START Given information
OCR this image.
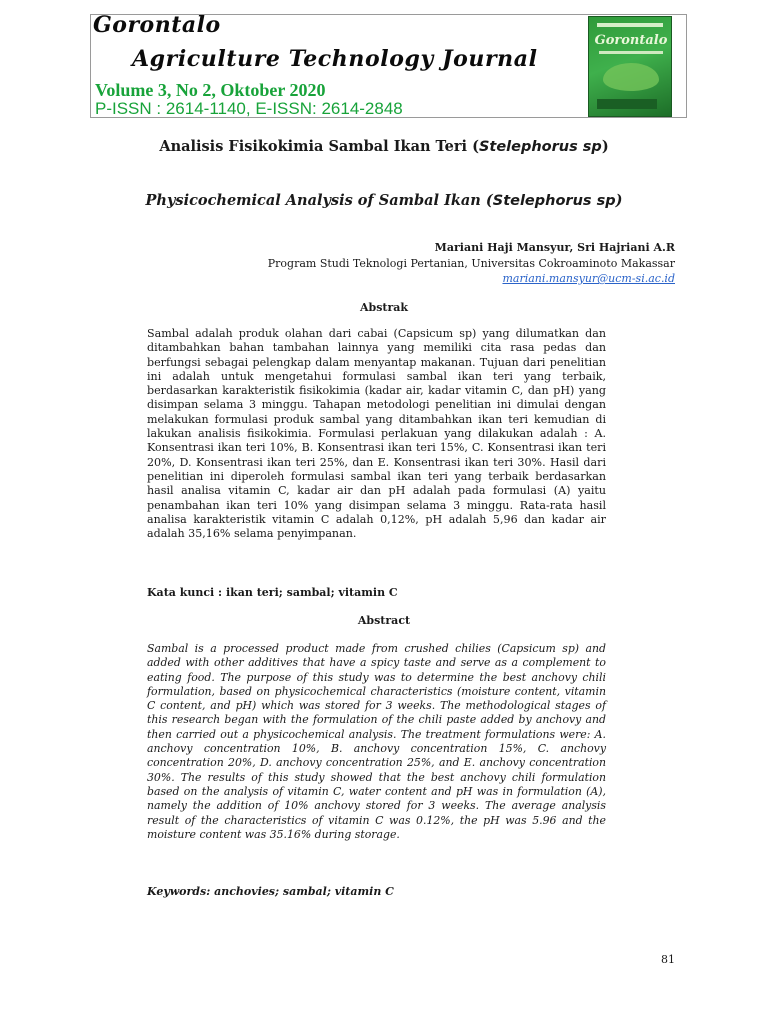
Gorontalo
Agriculture Technology Journal
Volume 3, No 2, Oktober 2020
P-ISSN : 2614-1140, E-ISSN: 2614-2848
Gorontalo
Analisis Fisikokimia Sambal Ikan Teri (Stelephorus sp)
Physicochemical Analysis of Sambal Ikan (Stelephorus sp)
Mariani Haji Mansyur, Sri Hajriani A.R
Program Studi Teknologi Pertanian, Universitas Cokroaminoto Makassar
mariani.mansyur@ucm-si.ac.id
Abstrak

Sambal adalah produk olahan dari cabai (Capsicum sp) yang dilumatkan dan ditambahkan bahan tambahan lainnya yang memiliki cita rasa pedas dan berfungsi sebagai pelengkap dalam menyantap makanan. Tujuan dari penelitian ini adalah untuk mengetahui formulasi sambal ikan teri yang terbaik, berdasarkan karakteristik fisikokimia (kadar air, kadar vitamin C, dan pH) yang disimpan selama 3 minggu. Tahapan metodologi penelitian ini dimulai dengan melakukan formulasi produk sambal yang ditambahkan ikan teri kemudian di lakukan analisis fisikokimia. Formulasi perlakuan yang dilakukan adalah : A. Konsentrasi ikan teri 10%, B. Konsentrasi ikan teri 15%, C. Konsentrasi ikan teri 20%, D. Konsentrasi ikan teri 25%, dan E. Konsentrasi ikan teri 30%. Hasil dari penelitian ini diperoleh formulasi sambal ikan teri yang terbaik berdasarkan hasil analisa vitamin C, kadar air dan pH adalah pada formulasi (A) yaitu penambahan ikan teri 10% yang disimpan selama 3 minggu. Rata-rata hasil analisa karakteristik vitamin C adalah 0,12%, pH adalah 5,96 dan kadar air adalah 35,16% selama penyimpanan.

Kata kunci : ikan teri; sambal; vitamin C
Abstract

Sambal is a processed product made from crushed chilies (Capsicum sp) and added with other additives that have a spicy taste and serve as a complement to eating food. The purpose of this study was to determine the best anchovy chili formulation, based on physicochemical characteristics (moisture content, vitamin C content, and pH) which was stored for 3 weeks. The methodological stages of this research began with the formulation of the chili paste added by anchovy and then carried out a physicochemical analysis. The treatment formulations were: A. anchovy concentration 10%, B. anchovy concentration 15%, C. anchovy concentration 20%, D. anchovy concentration 25%, and E. anchovy concentration 30%. The results of this study showed that the best anchovy chili formulation based on the analysis of vitamin C, water content and pH was in formulation (A), namely the addition of 10% anchovy stored for 3 weeks. The average analysis result of the characteristics of vitamin C was 0.12%, the pH was 5.96 and the moisture content was 35.16% during storage.

Keywords: anchovies; sambal; vitamin C
81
END Given information
__Stated problem__.
Repeat the listing in full and exactly. Do not include any images.

__Task result__.
OCR this image.
Gorontalo
Agriculture Technology Journal
Volume 3, No 2, Oktober 2020
P-ISSN : 2614-1140, E-ISSN: 2614-2848
Gorontalo
Analisis Fisikokimia Sambal Ikan Teri (Stelephorus sp)
Physicochemical Analysis of Sambal Ikan (Stelephorus sp)
Mariani Haji Mansyur, Sri Hajriani A.R
Program Studi Teknologi Pertanian, Universitas Cokroaminoto Makassar
mariani.mansyur@ucm-si.ac.id
Abstrak

Sambal adalah produk olahan dari cabai (Capsicum sp) yang dilumatkan dan ditambahkan bahan tambahan lainnya yang memiliki cita rasa pedas dan berfungsi sebagai pelengkap dalam menyantap makanan. Tujuan dari penelitian ini adalah untuk mengetahui formulasi sambal ikan teri yang terbaik, berdasarkan karakteristik fisikokimia (kadar air, kadar vitamin C, dan pH) yang disimpan selama 3 minggu. Tahapan metodologi penelitian ini dimulai dengan melakukan formulasi produk sambal yang ditambahkan ikan teri kemudian di lakukan analisis fisikokimia. Formulasi perlakuan yang dilakukan adalah : A. Konsentrasi ikan teri 10%, B. Konsentrasi ikan teri 15%, C. Konsentrasi ikan teri 20%, D. Konsentrasi ikan teri 25%, dan E. Konsentrasi ikan teri 30%. Hasil dari penelitian ini diperoleh formulasi sambal ikan teri yang terbaik berdasarkan hasil analisa vitamin C, kadar air dan pH adalah pada formulasi (A) yaitu penambahan ikan teri 10% yang disimpan selama 3 minggu. Rata-rata hasil analisa karakteristik vitamin C adalah 0,12%, pH adalah 5,96 dan kadar air adalah 35,16% selama penyimpanan.

Kata kunci : ikan teri; sambal; vitamin C
Abstract

Sambal is a processed product made from crushed chilies (Capsicum sp) and added with other additives that have a spicy taste and serve as a complement to eating food. The purpose of this study was to determine the best anchovy chili formulation, based on physicochemical characteristics (moisture content, vitamin C content, and pH) which was stored for 3 weeks. The methodological stages of this research began with the formulation of the chili paste added by anchovy and then carried out a physicochemical analysis. The treatment formulations were: A. anchovy concentration 10%, B. anchovy concentration 15%, C. anchovy concentration 20%, D. anchovy concentration 25%, and E. anchovy concentration 30%. The results of this study showed that the best anchovy chili formulation based on the analysis of vitamin C, water content and pH was in formulation (A), namely the addition of 10% anchovy stored for 3 weeks. The average analysis result of the characteristics of vitamin C was 0.12%, the pH was 5.96 and the moisture content was 35.16% during storage.

Keywords: anchovies; sambal; vitamin C
81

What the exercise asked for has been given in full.